- **Task to complete**
Could you transcribe the material below exactly, without leaving out a single line?

- **Task input**
_ _ _ _ _ _ _

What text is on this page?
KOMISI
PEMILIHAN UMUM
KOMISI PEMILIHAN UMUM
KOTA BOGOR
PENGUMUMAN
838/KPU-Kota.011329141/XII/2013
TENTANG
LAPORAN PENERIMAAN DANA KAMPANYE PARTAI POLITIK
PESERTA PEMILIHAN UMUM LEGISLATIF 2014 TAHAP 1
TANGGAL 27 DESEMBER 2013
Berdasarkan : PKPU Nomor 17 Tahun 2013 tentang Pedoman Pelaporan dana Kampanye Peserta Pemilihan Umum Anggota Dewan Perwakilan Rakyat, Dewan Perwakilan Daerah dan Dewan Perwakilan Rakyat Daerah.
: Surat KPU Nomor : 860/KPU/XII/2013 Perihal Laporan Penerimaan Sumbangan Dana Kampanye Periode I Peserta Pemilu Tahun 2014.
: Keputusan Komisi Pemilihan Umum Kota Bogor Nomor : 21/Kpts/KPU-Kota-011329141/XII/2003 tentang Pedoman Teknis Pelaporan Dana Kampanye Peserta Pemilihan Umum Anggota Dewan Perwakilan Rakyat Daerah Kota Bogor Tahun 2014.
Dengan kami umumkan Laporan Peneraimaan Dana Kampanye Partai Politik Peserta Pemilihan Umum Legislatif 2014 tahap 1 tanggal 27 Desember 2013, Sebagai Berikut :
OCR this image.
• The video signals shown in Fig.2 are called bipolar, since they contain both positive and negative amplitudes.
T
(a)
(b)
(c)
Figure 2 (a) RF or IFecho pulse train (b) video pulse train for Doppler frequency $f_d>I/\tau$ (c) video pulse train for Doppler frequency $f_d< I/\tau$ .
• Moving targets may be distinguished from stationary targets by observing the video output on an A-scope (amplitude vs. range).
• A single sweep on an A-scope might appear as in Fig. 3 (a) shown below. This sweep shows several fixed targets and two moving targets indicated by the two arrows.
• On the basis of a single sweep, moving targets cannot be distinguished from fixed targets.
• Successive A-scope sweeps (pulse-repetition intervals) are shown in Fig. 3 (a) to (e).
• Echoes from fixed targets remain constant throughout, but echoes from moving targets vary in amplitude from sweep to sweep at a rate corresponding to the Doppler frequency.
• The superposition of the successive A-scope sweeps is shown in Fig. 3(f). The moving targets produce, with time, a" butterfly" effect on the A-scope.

_ _ _ _ _ _ _

- **Task answer**
What text is on this page?
KOMISI
PEMILIHAN UMUM
KOMISI PEMILIHAN UMUM
KOTA BOGOR
PENGUMUMAN
838/KPU-Kota.011329141/XII/2013
TENTANG
LAPORAN PENERIMAAN DANA KAMPANYE PARTAI POLITIK
PESERTA PEMILIHAN UMUM LEGISLATIF 2014 TAHAP 1
TANGGAL 27 DESEMBER 2013
Berdasarkan : PKPU Nomor 17 Tahun 2013 tentang Pedoman Pelaporan dana Kampanye Peserta Pemilihan Umum Anggota Dewan Perwakilan Rakyat, Dewan Perwakilan Daerah dan Dewan Perwakilan Rakyat Daerah.
: Surat KPU Nomor : 860/KPU/XII/2013 Perihal Laporan Penerimaan Sumbangan Dana Kampanye Periode I Peserta Pemilu Tahun 2014.
: Keputusan Komisi Pemilihan Umum Kota Bogor Nomor : 21/Kpts/KPU-Kota-011329141/XII/2003 tentang Pedoman Teknis Pelaporan Dana Kampanye Peserta Pemilihan Umum Anggota Dewan Perwakilan Rakyat Daerah Kota Bogor Tahun 2014.
Dengan kami umumkan Laporan Peneraimaan Dana Kampanye Partai Politik Peserta Pemilihan Umum Legislatif 2014 tahap 1 tanggal 27 Desember 2013, Sebagai Berikut :
OCR this image.
• The video signals shown in Fig.2 are called bipolar, since they contain both positive and negative amplitudes.
T
(a)
(b)
(c)
Figure 2 (a) RF or IFecho pulse train (b) video pulse train for Doppler frequency $f_d>I/\tau$ (c) video pulse train for Doppler frequency $f_d< I/\tau$ .
• Moving targets may be distinguished from stationary targets by observing the video output on an A-scope (amplitude vs. range).
• A single sweep on an A-scope might appear as in Fig. 3 (a) shown below. This sweep shows several fixed targets and two moving targets indicated by the two arrows.
• On the basis of a single sweep, moving targets cannot be distinguished from fixed targets.
• Successive A-scope sweeps (pulse-repetition intervals) are shown in Fig. 3 (a) to (e).
• Echoes from fixed targets remain constant throughout, but echoes from moving targets vary in amplitude from sweep to sweep at a rate corresponding to the Doppler frequency.
• The superposition of the successive A-scope sweeps is shown in Fig. 3(f). The moving targets produce, with time, a" butterfly" effect on the A-scope.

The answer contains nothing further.